TASK INPUT:
━━━━━━━━━━━━━━━━━━━━
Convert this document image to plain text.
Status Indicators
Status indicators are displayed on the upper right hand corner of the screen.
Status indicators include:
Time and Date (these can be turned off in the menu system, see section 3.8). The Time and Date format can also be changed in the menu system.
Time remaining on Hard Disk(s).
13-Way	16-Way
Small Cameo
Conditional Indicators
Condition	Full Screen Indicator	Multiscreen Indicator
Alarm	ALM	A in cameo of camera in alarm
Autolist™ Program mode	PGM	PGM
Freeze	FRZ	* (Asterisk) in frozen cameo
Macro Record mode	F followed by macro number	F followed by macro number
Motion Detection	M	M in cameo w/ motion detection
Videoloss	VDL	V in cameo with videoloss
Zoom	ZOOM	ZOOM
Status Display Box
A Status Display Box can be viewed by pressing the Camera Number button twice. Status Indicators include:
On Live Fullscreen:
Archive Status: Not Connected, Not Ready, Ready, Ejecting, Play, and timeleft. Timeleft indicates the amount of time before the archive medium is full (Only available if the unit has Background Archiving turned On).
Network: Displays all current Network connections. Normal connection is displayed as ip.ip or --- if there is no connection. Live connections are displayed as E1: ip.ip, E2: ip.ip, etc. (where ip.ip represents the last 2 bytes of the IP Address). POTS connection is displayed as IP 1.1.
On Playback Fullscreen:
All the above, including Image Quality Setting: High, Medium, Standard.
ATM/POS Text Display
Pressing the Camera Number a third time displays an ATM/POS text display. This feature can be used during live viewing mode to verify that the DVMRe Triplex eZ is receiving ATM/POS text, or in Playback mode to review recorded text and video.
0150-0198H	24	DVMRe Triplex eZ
━━━━━━━━━━━━━━━━━━━━
CHALLENGE:
Each line in the data that holds the string "displayed" should be found and copied.

EXERCISE OUTPUT:
Status indicators are displayed on the upper right hand corner of the screen.
Network: Displays all current Network connections. Normal connection is displayed as ip.ip or --- if there is no connection. Live connections are displayed as E1: ip.ip, E2: ip.ip, etc. (where ip.ip represents the last 2 bytes of the IP Address). POTS connection is displayed as IP 1.1.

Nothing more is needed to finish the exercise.